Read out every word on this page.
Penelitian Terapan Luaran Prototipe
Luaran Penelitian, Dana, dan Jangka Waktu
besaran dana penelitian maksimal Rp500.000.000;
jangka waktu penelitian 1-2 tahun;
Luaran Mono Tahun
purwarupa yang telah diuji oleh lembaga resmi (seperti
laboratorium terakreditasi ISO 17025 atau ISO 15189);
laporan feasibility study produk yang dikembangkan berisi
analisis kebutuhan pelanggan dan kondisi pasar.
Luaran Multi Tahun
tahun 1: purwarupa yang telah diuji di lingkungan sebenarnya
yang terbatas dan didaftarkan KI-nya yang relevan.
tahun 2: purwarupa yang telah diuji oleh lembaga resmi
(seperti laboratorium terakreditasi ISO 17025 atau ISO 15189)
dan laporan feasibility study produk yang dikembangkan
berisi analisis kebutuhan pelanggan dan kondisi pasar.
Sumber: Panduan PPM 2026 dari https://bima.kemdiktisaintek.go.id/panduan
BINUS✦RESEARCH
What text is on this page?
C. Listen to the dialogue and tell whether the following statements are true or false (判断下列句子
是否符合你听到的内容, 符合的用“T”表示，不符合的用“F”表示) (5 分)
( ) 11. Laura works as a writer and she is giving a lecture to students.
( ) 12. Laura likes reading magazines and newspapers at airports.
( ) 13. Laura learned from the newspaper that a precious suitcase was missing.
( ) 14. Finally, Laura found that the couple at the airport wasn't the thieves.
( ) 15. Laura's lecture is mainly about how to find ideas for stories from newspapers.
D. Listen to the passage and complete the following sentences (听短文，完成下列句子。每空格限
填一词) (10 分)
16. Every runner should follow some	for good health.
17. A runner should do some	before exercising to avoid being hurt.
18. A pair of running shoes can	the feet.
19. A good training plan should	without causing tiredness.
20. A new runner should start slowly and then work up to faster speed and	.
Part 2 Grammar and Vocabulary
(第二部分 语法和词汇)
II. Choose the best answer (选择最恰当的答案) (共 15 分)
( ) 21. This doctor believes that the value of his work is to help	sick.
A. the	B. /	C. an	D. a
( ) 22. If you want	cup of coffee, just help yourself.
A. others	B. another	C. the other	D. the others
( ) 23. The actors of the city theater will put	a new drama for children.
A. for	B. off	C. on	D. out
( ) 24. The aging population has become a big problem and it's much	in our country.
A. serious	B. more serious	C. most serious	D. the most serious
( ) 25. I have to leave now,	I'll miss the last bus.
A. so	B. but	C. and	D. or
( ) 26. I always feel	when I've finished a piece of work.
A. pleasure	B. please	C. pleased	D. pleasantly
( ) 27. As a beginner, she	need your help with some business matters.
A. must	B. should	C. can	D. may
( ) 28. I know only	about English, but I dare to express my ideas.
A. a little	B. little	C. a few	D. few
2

What is needed: Repeat back the data above, exact to the last character.

Correct response:
Read out every word on this page.
Penelitian Terapan Luaran Prototipe
Luaran Penelitian, Dana, dan Jangka Waktu
besaran dana penelitian maksimal Rp500.000.000;
jangka waktu penelitian 1-2 tahun;
Luaran Mono Tahun
purwarupa yang telah diuji oleh lembaga resmi (seperti
laboratorium terakreditasi ISO 17025 atau ISO 15189);
laporan feasibility study produk yang dikembangkan berisi
analisis kebutuhan pelanggan dan kondisi pasar.
Luaran Multi Tahun
tahun 1: purwarupa yang telah diuji di lingkungan sebenarnya
yang terbatas dan didaftarkan KI-nya yang relevan.
tahun 2: purwarupa yang telah diuji oleh lembaga resmi
(seperti laboratorium terakreditasi ISO 17025 atau ISO 15189)
dan laporan feasibility study produk yang dikembangkan
berisi analisis kebutuhan pelanggan dan kondisi pasar.
Sumber: Panduan PPM 2026 dari https://bima.kemdiktisaintek.go.id/panduan
BINUS✦RESEARCH
What text is on this page?
C. Listen to the dialogue and tell whether the following statements are true or false (判断下列句子
是否符合你听到的内容, 符合的用“T”表示，不符合的用“F”表示) (5 分)
( ) 11. Laura works as a writer and she is giving a lecture to students.
( ) 12. Laura likes reading magazines and newspapers at airports.
( ) 13. Laura learned from the newspaper that a precious suitcase was missing.
( ) 14. Finally, Laura found that the couple at the airport wasn't the thieves.
( ) 15. Laura's lecture is mainly about how to find ideas for stories from newspapers.
D. Listen to the passage and complete the following sentences (听短文，完成下列句子。每空格限
填一词) (10 分)
16. Every runner should follow some	for good health.
17. A runner should do some	before exercising to avoid being hurt.
18. A pair of running shoes can	the feet.
19. A good training plan should	without causing tiredness.
20. A new runner should start slowly and then work up to faster speed and	.
Part 2 Grammar and Vocabulary
(第二部分 语法和词汇)
II. Choose the best answer (选择最恰当的答案) (共 15 分)
( ) 21. This doctor believes that the value of his work is to help	sick.
A. the	B. /	C. an	D. a
( ) 22. If you want	cup of coffee, just help yourself.
A. others	B. another	C. the other	D. the others
( ) 23. The actors of the city theater will put	a new drama for children.
A. for	B. off	C. on	D. out
( ) 24. The aging population has become a big problem and it's much	in our country.
A. serious	B. more serious	C. most serious	D. the most serious
( ) 25. I have to leave now,	I'll miss the last bus.
A. so	B. but	C. and	D. or
( ) 26. I always feel	when I've finished a piece of work.
A. pleasure	B. please	C. pleased	D. pleasantly
( ) 27. As a beginner, she	need your help with some business matters.
A. must	B. should	C. can	D. may
( ) 28. I know only	about English, but I dare to express my ideas.
A. a little	B. little	C. a few	D. few
2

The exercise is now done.